* What you need to do: Pick up the Georges St-Pierre interview below and carry it on from its last line.

-- START Passage given --

This feature interview with former UFC welterweight champion Georges St-Pierre is a guest column written by Israel-based writer Ram Gilboa. Editor's note: It was also republished on the front page for November 3rd, 2017, the eve of GSP's return.
The Ritz Carlton Herzliya lobby has big glass walls overlooking the beach, and low, stout, round seats which are much more comfortable than you would guess before sitting down. The greatest welterweight fighter that has ever lived is sitting on one such seat in a sun lit corner booth. He was invited to Israel along with a small group celebrities and high-profile athletes, by NBA's Omri Casspi and the ‘Omri Casspi Foundation.' They tour the country, play basketball with kids, people read about it.
Georges St. Pierre is offered a glass of water with cut cucumbers inside. He wears a black v-collar, khaki shorts, has a tan, and he smiles a lot. Laughs, too. It's vacation hot outside, on the northern outskirts of Tel-Aviv, but the champion doesn't seem in a rush. He answers every question, and makes the interviewer feel much more comfortable than he would have guessed before sitting down.
Welcome to Israel, Thanks for meeting with me, it's an honor.
GSP: Thank you very much, it's my pleasure.
Everybody's asking the same question for the past few weeks, more actually: Are you coming back?
GSP: I want to. My agent is negotiating with the UFC, they had an offer, we made a counteroffer, you know that's how business goes. And then we heard a day after that UFC sold for $4 billion dollars. So we waited for a few days, to see what was going on, because even some of the employees were afraid of losing their job - even some of the high ranking people in the UFC were afraid. We wanted to let the management to take care of their own company first, and then see what happens.
Now we're talking again and I'm starting the USADA process to be tested, I'm starting it Aug 10. in Las Vegas. Because to be eligible to fight you need to be tested.
Unless you're Brock Lesnar.
GSP: Yeah exactly, but he had a free pass, I think it was an exemption of a month or something like that. But me, I don't want to be an exception, because I was very outspoken about Performance Enhancing Drugs. It would be bad for my reputation if I would have an exemption - I don't want to have a free pass, I want to be like everybody else. That's why I'll be starting the process Aug 10. I don't have any fight yet, but it's gonna happen now, because I'm getting tested, if I'm getting tested it's for a reason.
And before that I heard a lot of talk about Robbie Lawler-
GSP: The first offer they made us was for Bisping. We were interested in that fight, we made a counter offer, but like I said one day after we heard they sold the company. Bisping was already a world champion. They asked us if we wanted to fight in Toronto, I don't remember if it was the Rogers center or the Air Canada center, but it was to be Bisping. And I said yeah, I'm interested, but you know how negotiations go, they give you a price, they lowball you, you put a higher price, and then we meet somewhere in the middle.
GSP: I could easily fight at 155 if I wanted to
Former welterweight champion Georges St-Pierre opens up the possibility of fighting at 155 pounds upon his return.
Is Bisping interested?

-- END Passage given --
-- START Data listing --

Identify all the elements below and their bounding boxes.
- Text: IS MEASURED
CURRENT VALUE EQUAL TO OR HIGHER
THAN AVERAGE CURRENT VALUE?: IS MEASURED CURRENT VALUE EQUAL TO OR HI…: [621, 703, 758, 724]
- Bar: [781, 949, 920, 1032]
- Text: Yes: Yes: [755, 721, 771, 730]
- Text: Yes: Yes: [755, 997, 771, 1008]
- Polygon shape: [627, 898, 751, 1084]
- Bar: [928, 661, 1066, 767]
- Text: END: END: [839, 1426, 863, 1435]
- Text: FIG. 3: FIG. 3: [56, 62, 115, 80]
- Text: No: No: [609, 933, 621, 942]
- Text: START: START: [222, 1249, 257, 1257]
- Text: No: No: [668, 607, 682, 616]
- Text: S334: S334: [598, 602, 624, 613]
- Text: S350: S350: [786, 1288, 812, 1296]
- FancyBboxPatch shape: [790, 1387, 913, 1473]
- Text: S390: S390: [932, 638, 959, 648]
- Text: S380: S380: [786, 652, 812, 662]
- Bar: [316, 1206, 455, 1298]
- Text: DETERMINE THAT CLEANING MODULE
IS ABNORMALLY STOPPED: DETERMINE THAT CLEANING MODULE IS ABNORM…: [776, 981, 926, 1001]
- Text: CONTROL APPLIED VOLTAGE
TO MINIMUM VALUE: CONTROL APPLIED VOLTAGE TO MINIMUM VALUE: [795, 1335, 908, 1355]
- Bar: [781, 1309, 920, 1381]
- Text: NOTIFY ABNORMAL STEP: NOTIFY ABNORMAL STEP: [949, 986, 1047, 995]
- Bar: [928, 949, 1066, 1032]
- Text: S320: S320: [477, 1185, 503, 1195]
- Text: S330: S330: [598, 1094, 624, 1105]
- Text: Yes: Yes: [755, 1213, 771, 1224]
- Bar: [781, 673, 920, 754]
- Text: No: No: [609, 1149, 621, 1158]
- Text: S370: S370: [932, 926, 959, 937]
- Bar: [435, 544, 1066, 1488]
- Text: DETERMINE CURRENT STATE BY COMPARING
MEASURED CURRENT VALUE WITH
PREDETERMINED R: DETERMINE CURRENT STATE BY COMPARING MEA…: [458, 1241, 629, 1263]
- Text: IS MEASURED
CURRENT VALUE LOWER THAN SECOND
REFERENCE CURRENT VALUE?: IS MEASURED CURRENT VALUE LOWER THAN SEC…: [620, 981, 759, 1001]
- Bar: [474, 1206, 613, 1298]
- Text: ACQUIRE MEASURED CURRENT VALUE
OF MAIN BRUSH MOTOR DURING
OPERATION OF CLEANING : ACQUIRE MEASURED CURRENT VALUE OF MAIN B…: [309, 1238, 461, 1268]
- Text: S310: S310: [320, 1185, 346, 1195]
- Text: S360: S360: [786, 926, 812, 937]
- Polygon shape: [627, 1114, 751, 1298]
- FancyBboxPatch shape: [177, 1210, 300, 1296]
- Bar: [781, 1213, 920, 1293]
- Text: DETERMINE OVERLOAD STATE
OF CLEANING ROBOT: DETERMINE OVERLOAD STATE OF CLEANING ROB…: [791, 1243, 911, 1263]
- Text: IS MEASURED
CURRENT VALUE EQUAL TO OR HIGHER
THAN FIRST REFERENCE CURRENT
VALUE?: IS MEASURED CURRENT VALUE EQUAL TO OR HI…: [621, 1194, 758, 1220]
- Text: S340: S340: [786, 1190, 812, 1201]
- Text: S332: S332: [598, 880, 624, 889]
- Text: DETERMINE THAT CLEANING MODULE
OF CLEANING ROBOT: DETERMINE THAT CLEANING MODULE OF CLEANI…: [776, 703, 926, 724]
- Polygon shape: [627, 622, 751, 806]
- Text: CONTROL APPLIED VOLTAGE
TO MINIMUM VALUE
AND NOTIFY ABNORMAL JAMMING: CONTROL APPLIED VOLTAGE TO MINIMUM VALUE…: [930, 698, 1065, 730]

-- END Data listing --

* Output:
GSP: I heard he was interested. But I heard also that he was interested to fight Dan Henderson. I understand that. He's a proud athlete, and I'm a proud fighter too. And I have lost fights before, and for me that was important to avenge losses. If you want to be a proud person, then you want to avenge your loss. For me it was Serra and Hughes, and for Michael Bisping, Henderson is one of his losses - one of his most painful losses. So I understand why he wants to avenge it. As an athlete I understand. So that's why that fight did not happen.
GSP: Look, the reason that that fight was supposed to happen, I believe the reason UFC wanted to make it, and people were talking about it, it's we each have nineteen wins inside the Octagon. 185 is not my division, I don't make my career at 185, it was to be a super-fight, for it was an exceptional reason.
For me there is no reason why to go up in weight class, because when you go up in weight class you have to fight bigger guys - then you have to train against bigger guys. The guys are not better, they're heavier, but it means you have more chance to get hurt. Not because you get beat up - because you slip, or-
(St. Pierre points to two vertical scars starting at each knee and running narrowly further down the shin).
I had two ACL injuries in my life, and both of them happened when I was training with bigger guys; a heavyweight and a light heavyweight. Sometimes it's not even because the guy is good, you just get hurt.
I think your style, correct me if I'm wrong, because you're such an aggressive wrestler, wrestling bigger guys, you can hurt yourself.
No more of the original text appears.